- The task
Count every line that holds the string "equilibrium", then give that number alone.

- Materials provided
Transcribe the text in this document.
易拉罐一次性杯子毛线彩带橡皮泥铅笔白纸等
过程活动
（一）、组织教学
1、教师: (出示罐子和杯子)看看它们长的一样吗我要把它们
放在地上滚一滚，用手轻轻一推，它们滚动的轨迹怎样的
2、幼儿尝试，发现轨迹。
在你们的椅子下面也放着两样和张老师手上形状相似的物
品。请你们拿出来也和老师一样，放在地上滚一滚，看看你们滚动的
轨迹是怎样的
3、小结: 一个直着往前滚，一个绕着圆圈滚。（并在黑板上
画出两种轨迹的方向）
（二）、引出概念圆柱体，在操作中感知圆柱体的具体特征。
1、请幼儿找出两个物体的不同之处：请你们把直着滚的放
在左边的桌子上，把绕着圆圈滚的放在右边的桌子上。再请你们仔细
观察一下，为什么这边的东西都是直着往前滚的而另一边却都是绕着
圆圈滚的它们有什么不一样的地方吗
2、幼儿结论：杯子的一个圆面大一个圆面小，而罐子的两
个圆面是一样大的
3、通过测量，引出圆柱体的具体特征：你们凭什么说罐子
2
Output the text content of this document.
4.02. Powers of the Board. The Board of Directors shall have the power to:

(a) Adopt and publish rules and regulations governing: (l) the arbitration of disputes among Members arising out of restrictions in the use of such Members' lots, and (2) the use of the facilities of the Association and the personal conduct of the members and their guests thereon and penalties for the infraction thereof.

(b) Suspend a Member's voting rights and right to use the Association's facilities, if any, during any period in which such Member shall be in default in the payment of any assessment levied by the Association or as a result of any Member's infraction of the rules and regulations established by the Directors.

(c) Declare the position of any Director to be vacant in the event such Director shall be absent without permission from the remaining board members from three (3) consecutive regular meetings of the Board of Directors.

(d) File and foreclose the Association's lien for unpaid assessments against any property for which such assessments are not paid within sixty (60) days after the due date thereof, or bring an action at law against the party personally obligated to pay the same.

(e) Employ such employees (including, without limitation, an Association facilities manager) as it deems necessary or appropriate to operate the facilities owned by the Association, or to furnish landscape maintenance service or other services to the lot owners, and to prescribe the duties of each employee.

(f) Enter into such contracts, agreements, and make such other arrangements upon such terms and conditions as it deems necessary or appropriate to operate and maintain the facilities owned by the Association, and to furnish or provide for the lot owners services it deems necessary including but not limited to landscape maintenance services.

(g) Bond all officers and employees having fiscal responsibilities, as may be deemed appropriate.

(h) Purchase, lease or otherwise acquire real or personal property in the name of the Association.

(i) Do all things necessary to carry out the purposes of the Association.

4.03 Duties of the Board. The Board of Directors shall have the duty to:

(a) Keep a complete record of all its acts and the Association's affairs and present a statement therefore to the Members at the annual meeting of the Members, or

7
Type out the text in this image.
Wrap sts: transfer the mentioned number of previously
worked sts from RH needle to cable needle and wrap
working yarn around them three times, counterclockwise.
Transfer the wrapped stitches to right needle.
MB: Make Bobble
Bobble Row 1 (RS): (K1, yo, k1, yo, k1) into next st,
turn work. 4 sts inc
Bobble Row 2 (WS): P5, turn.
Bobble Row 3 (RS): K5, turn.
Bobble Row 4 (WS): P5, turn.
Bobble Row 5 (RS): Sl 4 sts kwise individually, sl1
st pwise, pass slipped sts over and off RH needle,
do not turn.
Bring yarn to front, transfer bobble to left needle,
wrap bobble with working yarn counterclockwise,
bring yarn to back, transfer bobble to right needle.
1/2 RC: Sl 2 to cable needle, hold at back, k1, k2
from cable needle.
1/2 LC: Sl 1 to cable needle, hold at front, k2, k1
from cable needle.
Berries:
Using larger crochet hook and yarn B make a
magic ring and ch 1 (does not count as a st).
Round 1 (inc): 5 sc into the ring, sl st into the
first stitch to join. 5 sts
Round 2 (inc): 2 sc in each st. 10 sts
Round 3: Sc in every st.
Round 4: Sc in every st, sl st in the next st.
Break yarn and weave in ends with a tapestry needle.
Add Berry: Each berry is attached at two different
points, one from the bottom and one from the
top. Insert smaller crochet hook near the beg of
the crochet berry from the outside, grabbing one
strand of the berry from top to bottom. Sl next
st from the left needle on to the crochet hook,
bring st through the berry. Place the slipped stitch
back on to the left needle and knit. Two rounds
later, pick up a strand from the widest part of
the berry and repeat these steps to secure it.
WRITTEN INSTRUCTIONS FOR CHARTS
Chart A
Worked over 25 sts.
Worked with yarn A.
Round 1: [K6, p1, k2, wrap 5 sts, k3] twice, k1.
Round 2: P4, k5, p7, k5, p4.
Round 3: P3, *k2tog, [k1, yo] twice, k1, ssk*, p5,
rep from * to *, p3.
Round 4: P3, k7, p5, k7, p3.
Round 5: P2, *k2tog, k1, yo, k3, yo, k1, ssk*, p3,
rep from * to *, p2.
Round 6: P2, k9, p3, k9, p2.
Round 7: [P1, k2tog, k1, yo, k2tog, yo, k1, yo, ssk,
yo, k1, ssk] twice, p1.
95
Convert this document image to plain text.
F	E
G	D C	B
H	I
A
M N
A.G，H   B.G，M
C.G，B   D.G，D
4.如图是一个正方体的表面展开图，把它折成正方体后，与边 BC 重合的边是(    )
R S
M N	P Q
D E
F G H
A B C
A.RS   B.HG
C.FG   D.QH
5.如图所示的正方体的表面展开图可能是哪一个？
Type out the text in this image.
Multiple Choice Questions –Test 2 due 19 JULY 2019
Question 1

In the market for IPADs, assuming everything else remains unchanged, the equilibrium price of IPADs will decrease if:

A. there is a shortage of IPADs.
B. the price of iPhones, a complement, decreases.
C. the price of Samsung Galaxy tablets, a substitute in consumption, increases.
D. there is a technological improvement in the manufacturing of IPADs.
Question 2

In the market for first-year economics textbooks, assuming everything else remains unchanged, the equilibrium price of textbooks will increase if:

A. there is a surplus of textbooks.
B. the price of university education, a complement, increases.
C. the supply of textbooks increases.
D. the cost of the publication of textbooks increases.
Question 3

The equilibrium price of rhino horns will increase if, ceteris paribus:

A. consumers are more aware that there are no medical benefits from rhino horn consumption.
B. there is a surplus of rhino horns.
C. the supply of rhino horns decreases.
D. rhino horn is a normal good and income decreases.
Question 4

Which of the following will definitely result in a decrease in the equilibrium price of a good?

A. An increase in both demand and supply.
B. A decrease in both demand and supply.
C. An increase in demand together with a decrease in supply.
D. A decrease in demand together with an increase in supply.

- Response below
4